Set problem →
Please copy the records line for line, starting at the first line and stopping after the line that contains "c-x-tick-label: CN140 bbox=[953, 1376, 1045, 1411]".

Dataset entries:
- - - - - - -

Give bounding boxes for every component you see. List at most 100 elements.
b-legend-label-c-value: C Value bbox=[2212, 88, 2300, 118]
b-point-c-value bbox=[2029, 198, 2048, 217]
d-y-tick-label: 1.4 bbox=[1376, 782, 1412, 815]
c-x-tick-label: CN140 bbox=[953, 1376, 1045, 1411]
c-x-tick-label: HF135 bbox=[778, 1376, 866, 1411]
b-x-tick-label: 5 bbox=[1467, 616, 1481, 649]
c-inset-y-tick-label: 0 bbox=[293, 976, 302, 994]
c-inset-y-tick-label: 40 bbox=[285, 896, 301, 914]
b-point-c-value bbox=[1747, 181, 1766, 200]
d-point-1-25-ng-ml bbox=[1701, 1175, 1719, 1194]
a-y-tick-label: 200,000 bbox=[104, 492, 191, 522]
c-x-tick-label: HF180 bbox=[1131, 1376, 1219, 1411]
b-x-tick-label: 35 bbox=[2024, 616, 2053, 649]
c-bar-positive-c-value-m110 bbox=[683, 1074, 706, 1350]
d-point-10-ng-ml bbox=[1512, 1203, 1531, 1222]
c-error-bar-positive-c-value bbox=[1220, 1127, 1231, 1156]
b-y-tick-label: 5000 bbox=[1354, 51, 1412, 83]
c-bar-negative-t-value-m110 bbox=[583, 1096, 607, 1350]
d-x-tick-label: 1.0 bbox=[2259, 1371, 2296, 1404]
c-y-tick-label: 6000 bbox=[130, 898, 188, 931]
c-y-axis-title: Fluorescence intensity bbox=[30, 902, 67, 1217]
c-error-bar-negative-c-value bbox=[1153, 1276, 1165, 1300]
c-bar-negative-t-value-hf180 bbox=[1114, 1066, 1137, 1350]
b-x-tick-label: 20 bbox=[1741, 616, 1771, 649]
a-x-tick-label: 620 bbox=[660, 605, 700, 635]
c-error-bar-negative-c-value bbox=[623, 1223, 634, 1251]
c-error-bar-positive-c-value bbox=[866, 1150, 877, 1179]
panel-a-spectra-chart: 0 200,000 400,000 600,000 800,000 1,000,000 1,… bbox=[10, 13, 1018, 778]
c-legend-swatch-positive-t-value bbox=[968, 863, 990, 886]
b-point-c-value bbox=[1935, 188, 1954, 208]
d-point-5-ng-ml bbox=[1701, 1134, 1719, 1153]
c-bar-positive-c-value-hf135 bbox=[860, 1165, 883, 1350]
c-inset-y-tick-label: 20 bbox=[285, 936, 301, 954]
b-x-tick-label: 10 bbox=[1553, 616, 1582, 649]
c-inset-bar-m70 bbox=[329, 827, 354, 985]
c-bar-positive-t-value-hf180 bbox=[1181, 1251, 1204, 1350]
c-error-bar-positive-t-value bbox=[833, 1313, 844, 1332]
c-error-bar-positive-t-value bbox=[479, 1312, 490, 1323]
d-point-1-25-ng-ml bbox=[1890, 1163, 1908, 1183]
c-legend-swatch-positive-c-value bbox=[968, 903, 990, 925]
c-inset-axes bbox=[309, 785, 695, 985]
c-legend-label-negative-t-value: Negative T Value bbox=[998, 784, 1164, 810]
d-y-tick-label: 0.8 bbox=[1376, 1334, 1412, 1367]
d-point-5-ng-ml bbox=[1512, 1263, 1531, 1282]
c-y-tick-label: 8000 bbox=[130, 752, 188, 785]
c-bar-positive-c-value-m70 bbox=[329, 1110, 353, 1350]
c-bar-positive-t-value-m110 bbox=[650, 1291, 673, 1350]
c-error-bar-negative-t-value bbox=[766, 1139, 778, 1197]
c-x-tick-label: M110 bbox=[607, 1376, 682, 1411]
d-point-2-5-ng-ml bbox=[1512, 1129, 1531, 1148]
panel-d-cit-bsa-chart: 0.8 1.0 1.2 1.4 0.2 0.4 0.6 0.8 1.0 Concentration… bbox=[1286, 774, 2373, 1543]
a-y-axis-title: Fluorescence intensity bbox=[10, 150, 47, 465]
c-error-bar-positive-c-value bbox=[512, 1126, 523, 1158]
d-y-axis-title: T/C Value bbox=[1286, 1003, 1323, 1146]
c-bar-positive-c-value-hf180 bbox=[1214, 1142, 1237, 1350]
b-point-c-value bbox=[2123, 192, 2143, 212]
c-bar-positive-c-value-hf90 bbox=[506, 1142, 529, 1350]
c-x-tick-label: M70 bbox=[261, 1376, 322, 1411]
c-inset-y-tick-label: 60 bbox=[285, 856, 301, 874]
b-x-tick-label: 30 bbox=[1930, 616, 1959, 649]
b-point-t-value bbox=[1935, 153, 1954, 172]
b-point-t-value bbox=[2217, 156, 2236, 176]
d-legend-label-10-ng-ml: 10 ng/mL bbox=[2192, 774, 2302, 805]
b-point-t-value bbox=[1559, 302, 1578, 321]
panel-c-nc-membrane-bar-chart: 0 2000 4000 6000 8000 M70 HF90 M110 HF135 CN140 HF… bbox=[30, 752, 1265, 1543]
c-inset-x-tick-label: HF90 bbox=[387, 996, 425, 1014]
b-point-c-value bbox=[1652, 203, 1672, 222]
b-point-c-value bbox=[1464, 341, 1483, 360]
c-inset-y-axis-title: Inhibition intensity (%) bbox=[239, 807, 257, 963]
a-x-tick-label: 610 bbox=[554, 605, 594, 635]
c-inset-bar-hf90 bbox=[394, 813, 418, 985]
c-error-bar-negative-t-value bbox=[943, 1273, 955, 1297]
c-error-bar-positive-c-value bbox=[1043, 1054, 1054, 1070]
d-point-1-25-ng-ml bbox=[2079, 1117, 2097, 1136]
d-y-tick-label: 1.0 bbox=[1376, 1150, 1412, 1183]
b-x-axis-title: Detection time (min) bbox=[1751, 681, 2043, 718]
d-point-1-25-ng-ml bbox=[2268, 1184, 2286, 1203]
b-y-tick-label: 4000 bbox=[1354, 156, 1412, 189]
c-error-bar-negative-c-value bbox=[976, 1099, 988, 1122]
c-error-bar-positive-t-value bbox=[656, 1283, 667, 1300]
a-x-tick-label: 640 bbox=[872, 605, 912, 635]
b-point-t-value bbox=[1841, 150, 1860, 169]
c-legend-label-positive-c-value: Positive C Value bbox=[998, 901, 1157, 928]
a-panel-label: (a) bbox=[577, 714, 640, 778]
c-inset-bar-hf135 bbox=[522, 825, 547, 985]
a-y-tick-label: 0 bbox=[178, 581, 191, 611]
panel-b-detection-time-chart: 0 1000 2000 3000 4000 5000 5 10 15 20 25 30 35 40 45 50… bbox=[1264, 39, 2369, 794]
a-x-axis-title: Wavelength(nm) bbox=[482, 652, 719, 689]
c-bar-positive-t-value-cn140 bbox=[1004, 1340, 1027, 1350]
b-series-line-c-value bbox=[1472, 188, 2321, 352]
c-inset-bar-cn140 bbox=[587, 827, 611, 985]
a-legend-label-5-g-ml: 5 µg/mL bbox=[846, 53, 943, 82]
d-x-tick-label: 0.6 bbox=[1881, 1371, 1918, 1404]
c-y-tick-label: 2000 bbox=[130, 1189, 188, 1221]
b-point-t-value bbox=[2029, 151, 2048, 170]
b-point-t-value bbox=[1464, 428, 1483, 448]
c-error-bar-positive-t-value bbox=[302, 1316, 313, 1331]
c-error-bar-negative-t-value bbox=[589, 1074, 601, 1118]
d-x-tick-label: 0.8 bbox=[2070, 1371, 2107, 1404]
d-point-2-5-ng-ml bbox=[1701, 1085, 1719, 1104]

- - - - - - -

Answer to this problem →
Give bounding boxes for every component you see. List at most 100 elements.
b-legend-label-c-value: C Value bbox=[2212, 88, 2300, 118]
b-point-c-value bbox=[2029, 198, 2048, 217]
d-y-tick-label: 1.4 bbox=[1376, 782, 1412, 815]
c-x-tick-label: CN140 bbox=[953, 1376, 1045, 1411]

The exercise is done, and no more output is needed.